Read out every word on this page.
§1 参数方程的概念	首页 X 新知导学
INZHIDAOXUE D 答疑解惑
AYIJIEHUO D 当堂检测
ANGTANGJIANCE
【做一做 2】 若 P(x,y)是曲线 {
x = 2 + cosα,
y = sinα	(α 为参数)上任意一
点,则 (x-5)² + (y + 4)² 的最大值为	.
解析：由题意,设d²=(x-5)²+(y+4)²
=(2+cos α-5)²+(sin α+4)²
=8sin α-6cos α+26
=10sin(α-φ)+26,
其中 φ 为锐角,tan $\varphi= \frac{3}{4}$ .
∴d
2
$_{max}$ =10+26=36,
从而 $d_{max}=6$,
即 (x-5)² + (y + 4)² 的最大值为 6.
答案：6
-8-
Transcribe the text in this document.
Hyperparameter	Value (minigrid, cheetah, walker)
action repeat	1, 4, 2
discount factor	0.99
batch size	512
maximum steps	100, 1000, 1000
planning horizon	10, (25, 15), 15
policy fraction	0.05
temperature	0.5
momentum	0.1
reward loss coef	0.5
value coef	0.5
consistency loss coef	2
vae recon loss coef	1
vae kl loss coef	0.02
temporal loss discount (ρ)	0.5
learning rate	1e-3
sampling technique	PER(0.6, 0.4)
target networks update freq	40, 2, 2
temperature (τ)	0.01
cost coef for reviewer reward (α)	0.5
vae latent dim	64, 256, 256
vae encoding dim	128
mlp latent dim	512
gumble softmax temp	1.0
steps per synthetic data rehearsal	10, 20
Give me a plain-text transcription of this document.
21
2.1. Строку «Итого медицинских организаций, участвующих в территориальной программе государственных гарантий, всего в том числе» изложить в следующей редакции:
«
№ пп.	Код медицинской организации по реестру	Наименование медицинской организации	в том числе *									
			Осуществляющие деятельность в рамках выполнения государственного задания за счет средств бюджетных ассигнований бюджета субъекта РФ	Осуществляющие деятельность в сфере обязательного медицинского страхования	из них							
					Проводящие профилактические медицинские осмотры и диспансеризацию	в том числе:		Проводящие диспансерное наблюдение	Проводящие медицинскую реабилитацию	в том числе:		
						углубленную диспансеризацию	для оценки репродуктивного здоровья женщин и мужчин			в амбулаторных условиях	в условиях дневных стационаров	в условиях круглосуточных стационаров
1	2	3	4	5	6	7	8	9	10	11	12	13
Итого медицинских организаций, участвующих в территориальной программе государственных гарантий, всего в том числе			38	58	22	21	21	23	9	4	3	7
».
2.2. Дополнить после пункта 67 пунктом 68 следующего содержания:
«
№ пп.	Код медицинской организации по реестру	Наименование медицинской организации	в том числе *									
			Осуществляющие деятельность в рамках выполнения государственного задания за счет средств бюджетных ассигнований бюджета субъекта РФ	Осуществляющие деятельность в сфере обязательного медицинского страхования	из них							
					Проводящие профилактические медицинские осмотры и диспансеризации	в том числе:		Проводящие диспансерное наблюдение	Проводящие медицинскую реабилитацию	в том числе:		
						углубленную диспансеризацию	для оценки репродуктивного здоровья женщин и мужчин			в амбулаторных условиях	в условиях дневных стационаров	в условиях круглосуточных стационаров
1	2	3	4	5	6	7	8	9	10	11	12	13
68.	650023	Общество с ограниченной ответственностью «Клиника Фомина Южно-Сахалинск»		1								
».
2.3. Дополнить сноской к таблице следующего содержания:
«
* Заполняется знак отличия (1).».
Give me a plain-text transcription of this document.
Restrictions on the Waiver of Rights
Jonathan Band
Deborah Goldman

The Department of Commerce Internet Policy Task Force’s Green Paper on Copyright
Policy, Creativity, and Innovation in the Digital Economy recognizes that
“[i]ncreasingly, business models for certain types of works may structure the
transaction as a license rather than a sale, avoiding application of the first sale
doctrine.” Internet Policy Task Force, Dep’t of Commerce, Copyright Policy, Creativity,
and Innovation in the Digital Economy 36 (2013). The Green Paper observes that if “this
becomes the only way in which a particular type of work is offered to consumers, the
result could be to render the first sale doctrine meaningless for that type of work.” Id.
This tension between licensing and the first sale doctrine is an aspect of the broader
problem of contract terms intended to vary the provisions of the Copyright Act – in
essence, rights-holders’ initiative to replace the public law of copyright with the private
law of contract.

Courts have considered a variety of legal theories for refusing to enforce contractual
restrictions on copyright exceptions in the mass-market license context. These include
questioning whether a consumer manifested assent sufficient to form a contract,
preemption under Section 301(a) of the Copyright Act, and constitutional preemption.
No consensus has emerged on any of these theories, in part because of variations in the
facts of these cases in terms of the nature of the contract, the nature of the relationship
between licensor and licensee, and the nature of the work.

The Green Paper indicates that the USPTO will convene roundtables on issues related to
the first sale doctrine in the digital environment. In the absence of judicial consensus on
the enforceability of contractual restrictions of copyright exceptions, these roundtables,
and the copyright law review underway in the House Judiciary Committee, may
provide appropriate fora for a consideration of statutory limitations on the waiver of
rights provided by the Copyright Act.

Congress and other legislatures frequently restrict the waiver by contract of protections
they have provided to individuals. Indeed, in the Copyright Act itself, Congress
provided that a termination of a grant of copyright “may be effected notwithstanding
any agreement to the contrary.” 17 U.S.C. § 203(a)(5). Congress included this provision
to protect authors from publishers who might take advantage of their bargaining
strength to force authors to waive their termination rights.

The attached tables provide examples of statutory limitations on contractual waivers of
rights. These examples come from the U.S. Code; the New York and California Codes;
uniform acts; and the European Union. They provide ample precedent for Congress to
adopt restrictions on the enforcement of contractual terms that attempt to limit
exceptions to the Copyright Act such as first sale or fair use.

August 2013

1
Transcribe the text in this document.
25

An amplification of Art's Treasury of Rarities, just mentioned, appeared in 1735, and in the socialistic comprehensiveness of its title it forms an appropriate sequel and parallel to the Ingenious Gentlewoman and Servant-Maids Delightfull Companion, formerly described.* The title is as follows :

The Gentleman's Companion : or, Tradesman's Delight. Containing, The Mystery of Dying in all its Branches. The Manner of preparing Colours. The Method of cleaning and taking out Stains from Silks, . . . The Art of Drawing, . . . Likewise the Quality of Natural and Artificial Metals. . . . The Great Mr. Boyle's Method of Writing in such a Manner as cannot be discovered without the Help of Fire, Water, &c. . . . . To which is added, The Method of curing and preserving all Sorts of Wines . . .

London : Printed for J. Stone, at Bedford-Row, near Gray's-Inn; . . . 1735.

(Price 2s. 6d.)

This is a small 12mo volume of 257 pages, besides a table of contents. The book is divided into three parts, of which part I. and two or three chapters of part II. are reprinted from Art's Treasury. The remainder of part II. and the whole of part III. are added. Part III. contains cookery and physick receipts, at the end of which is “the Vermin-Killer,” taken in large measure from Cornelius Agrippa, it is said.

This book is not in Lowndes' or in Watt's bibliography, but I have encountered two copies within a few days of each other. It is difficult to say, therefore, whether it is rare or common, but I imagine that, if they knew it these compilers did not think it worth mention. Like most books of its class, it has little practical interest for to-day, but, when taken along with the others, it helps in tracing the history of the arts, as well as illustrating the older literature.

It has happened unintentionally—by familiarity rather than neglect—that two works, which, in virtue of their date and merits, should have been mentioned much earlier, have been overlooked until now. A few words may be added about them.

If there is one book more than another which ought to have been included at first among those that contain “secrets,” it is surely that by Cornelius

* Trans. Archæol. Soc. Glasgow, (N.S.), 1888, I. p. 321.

*-*-*

== PROBLEM DETAILS ==
Would you restate each of the entries word for word?

== CORRECT RESPONSE ==
Read out every word on this page.
§1 参数方程的概念	首页 X 新知导学
INZHIDAOXUE D 答疑解惑
AYIJIEHUO D 当堂检测
ANGTANGJIANCE
【做一做 2】 若 P(x,y)是曲线 {
x = 2 + cosα,
y = sinα	(α 为参数)上任意一
点,则 (x-5)² + (y + 4)² 的最大值为	.
解析：由题意,设d²=(x-5)²+(y+4)²
=(2+cos α-5)²+(sin α+4)²
=8sin α-6cos α+26
=10sin(α-φ)+26,
其中 φ 为锐角,tan $\varphi= \frac{3}{4}$ .
∴d
2
$_{max}$ =10+26=36,
从而 $d_{max}=6$,
即 (x-5)² + (y + 4)² 的最大值为 6.
答案：6
-8-
Transcribe the text in this document.
Hyperparameter	Value (minigrid, cheetah, walker)
action repeat	1, 4, 2
discount factor	0.99
batch size	512
maximum steps	100, 1000, 1000
planning horizon	10, (25, 15), 15
policy fraction	0.05
temperature	0.5
momentum	0.1
reward loss coef	0.5
value coef	0.5
consistency loss coef	2
vae recon loss coef	1
vae kl loss coef	0.02
temporal loss discount (ρ)	0.5
learning rate	1e-3
sampling technique	PER(0.6, 0.4)
target networks update freq	40, 2, 2
temperature (τ)	0.01
cost coef for reviewer reward (α)	0.5
vae latent dim	64, 256, 256
vae encoding dim	128
mlp latent dim	512
gumble softmax temp	1.0
steps per synthetic data rehearsal	10, 20
Give me a plain-text transcription of this document.
21
2.1. Строку «Итого медицинских организаций, участвующих в территориальной программе государственных гарантий, всего в том числе» изложить в следующей редакции:
«
№ пп.	Код медицинской организации по реестру	Наименование медицинской организации	в том числе *									
			Осуществляющие деятельность в рамках выполнения государственного задания за счет средств бюджетных ассигнований бюджета субъекта РФ	Осуществляющие деятельность в сфере обязательного медицинского страхования	из них							
					Проводящие профилактические медицинские осмотры и диспансеризацию	в том числе:		Проводящие диспансерное наблюдение	Проводящие медицинскую реабилитацию	в том числе:		
						углубленную диспансеризацию	для оценки репродуктивного здоровья женщин и мужчин			в амбулаторных условиях	в условиях дневных стационаров	в условиях круглосуточных стационаров
1	2	3	4	5	6	7	8	9	10	11	12	13
Итого медицинских организаций, участвующих в территориальной программе государственных гарантий, всего в том числе			38	58	22	21	21	23	9	4	3	7
».
2.2. Дополнить после пункта 67 пунктом 68 следующего содержания:
«
№ пп.	Код медицинской организации по реестру	Наименование медицинской организации	в том числе *									
			Осуществляющие деятельность в рамках выполнения государственного задания за счет средств бюджетных ассигнований бюджета субъекта РФ	Осуществляющие деятельность в сфере обязательного медицинского страхования	из них							
					Проводящие профилактические медицинские осмотры и диспансеризации	в том числе:		Проводящие диспансерное наблюдение	Проводящие медицинскую реабилитацию	в том числе:		
						углубленную диспансеризацию	для оценки репродуктивного здоровья женщин и мужчин			в амбулаторных условиях	в условиях дневных стационаров	в условиях круглосуточных стационаров
1	2	3	4	5	6	7	8	9	10	11	12	13
68.	650023	Общество с ограниченной ответственностью «Клиника Фомина Южно-Сахалинск»		1								
».
2.3. Дополнить сноской к таблице следующего содержания:
«
* Заполняется знак отличия (1).».
Give me a plain-text transcription of this document.
Restrictions on the Waiver of Rights
Jonathan Band
Deborah Goldman

The Department of Commerce Internet Policy Task Force’s Green Paper on Copyright
Policy, Creativity, and Innovation in the Digital Economy recognizes that
“[i]ncreasingly, business models for certain types of works may structure the
transaction as a license rather than a sale, avoiding application of the first sale
doctrine.” Internet Policy Task Force, Dep’t of Commerce, Copyright Policy, Creativity,
and Innovation in the Digital Economy 36 (2013). The Green Paper observes that if “this
becomes the only way in which a particular type of work is offered to consumers, the
result could be to render the first sale doctrine meaningless for that type of work.” Id.
This tension between licensing and the first sale doctrine is an aspect of the broader
problem of contract terms intended to vary the provisions of the Copyright Act – in
essence, rights-holders’ initiative to replace the public law of copyright with the private
law of contract.

Courts have considered a variety of legal theories for refusing to enforce contractual
restrictions on copyright exceptions in the mass-market license context. These include
questioning whether a consumer manifested assent sufficient to form a contract,
preemption under Section 301(a) of the Copyright Act, and constitutional preemption.
No consensus has emerged on any of these theories, in part because of variations in the
facts of these cases in terms of the nature of the contract, the nature of the relationship
between licensor and licensee, and the nature of the work.

The Green Paper indicates that the USPTO will convene roundtables on issues related to
the first sale doctrine in the digital environment. In the absence of judicial consensus on
the enforceability of contractual restrictions of copyright exceptions, these roundtables,
and the copyright law review underway in the House Judiciary Committee, may
provide appropriate fora for a consideration of statutory limitations on the waiver of
rights provided by the Copyright Act.

Congress and other legislatures frequently restrict the waiver by contract of protections
they have provided to individuals. Indeed, in the Copyright Act itself, Congress
provided that a termination of a grant of copyright “may be effected notwithstanding
any agreement to the contrary.” 17 U.S.C. § 203(a)(5). Congress included this provision
to protect authors from publishers who might take advantage of their bargaining
strength to force authors to waive their termination rights.

The attached tables provide examples of statutory limitations on contractual waivers of
rights. These examples come from the U.S. Code; the New York and California Codes;
uniform acts; and the European Union. They provide ample precedent for Congress to
adopt restrictions on the enforcement of contractual terms that attempt to limit
exceptions to the Copyright Act such as first sale or fair use.

August 2013

1
Transcribe the text in this document.
25

An amplification of Art's Treasury of Rarities, just mentioned, appeared in 1735, and in the socialistic comprehensiveness of its title it forms an appropriate sequel and parallel to the Ingenious Gentlewoman and Servant-Maids Delightfull Companion, formerly described.* The title is as follows :

The Gentleman's Companion : or, Tradesman's Delight. Containing, The Mystery of Dying in all its Branches. The Manner of preparing Colours. The Method of cleaning and taking out Stains from Silks, . . . The Art of Drawing, . . . Likewise the Quality of Natural and Artificial Metals. . . . The Great Mr. Boyle's Method of Writing in such a Manner as cannot be discovered without the Help of Fire, Water, &c. . . . . To which is added, The Method of curing and preserving all Sorts of Wines . . .

London : Printed for J. Stone, at Bedford-Row, near Gray's-Inn; . . . 1735.

(Price 2s. 6d.)

This is a small 12mo volume of 257 pages, besides a table of contents. The book is divided into three parts, of which part I. and two or three chapters of part II. are reprinted from Art's Treasury. The remainder of part II. and the whole of part III. are added. Part III. contains cookery and physick receipts, at the end of which is “the Vermin-Killer,” taken in large measure from Cornelius Agrippa, it is said.

This book is not in Lowndes' or in Watt's bibliography, but I have encountered two copies within a few days of each other. It is difficult to say, therefore, whether it is rare or common, but I imagine that, if they knew it these compilers did not think it worth mention. Like most books of its class, it has little practical interest for to-day, but, when taken along with the others, it helps in tracing the history of the arts, as well as illustrating the older literature.

It has happened unintentionally—by familiarity rather than neglect—that two works, which, in virtue of their date and merits, should have been mentioned much earlier, have been overlooked until now. A few words may be added about them.

If there is one book more than another which ought to have been included at first among those that contain “secrets,” it is surely that by Cornelius

* Trans. Archæol. Soc. Glasgow, (N.S.), 1888, I. p. 321.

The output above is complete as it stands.